◆ EXCERPTED DATA
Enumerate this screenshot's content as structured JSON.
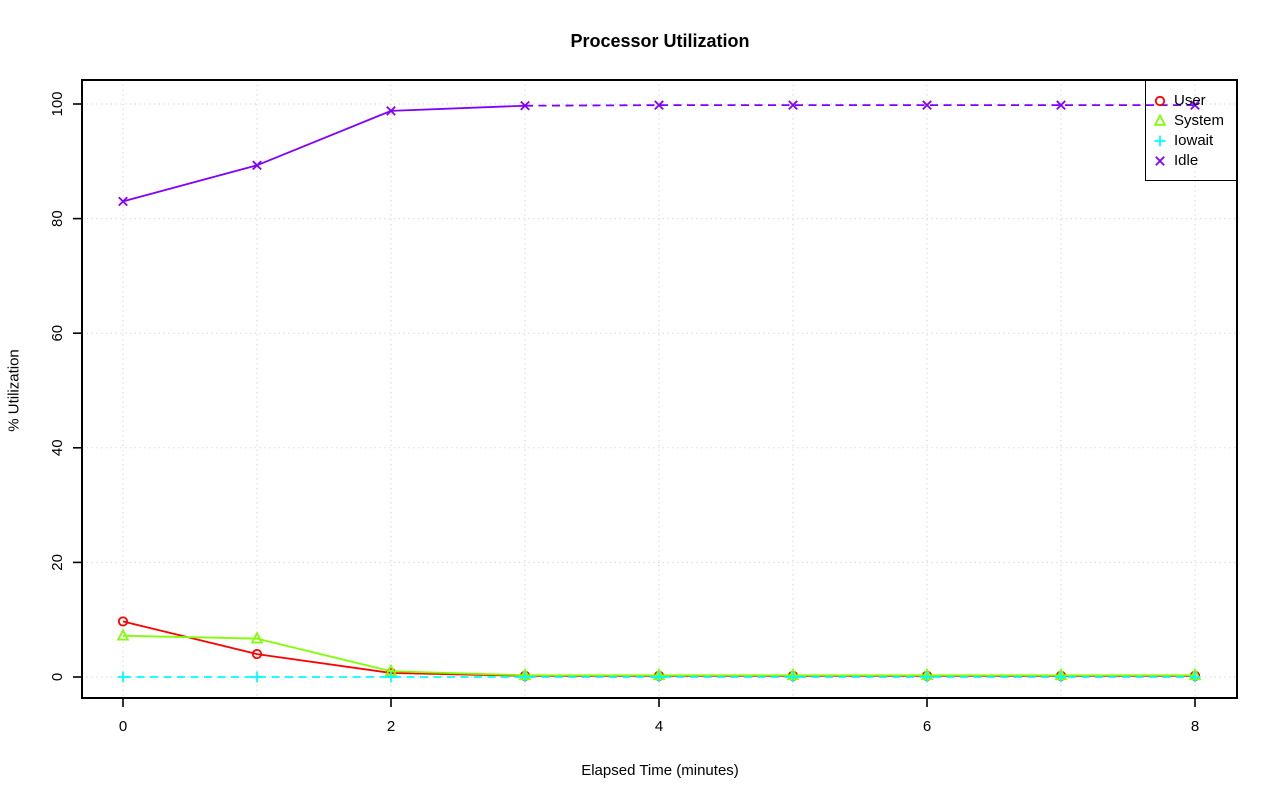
{
  "chart_data": {
    "type": "line",
    "title": "Processor Utilization",
    "xlabel": "Elapsed Time (minutes)",
    "ylabel": "% Utilization",
    "x": [
      0,
      1,
      2,
      3,
      4,
      5,
      6,
      7,
      8
    ],
    "xlim": [
      0,
      8
    ],
    "ylim": [
      0,
      100
    ],
    "x_ticks": [
      0,
      2,
      4,
      6,
      8
    ],
    "y_ticks": [
      0,
      20,
      40,
      60,
      80,
      100
    ],
    "grid": {
      "style": "dotted",
      "color": "#d2d2d2",
      "vertical_every": 1,
      "horizontal_every": 20
    },
    "legend_position": "top-right",
    "series": [
      {
        "name": "User",
        "color": "#ff0000",
        "marker": "circle",
        "line": "solid",
        "values": [
          9.7,
          4.0,
          0.7,
          0.2,
          0.2,
          0.2,
          0.2,
          0.2,
          0.2
        ]
      },
      {
        "name": "System",
        "color": "#80ff00",
        "marker": "triangle",
        "line": "solid",
        "values": [
          7.2,
          6.7,
          1.0,
          0.3,
          0.3,
          0.3,
          0.3,
          0.3,
          0.3
        ]
      },
      {
        "name": "Iowait",
        "color": "#00ffff",
        "marker": "plus",
        "line": "dashed",
        "values": [
          0,
          0,
          0,
          0,
          0,
          0,
          0,
          0,
          0
        ]
      },
      {
        "name": "Idle",
        "color": "#8000ff",
        "marker": "x",
        "line": "solid-then-dashed",
        "dash_from_index": 3,
        "values": [
          83,
          89.3,
          98.8,
          99.7,
          99.8,
          99.8,
          99.8,
          99.8,
          99.8
        ]
      }
    ]
  }
}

◆ INSTRUCTIONS FOR THE TASK
Search the entries for the word "name", then gather every line that has it.

◆ RESULT OF THE EXERCISE
        "name": "User",
        "name": "System",
        "name": "Iowait",
        "name": "Idle",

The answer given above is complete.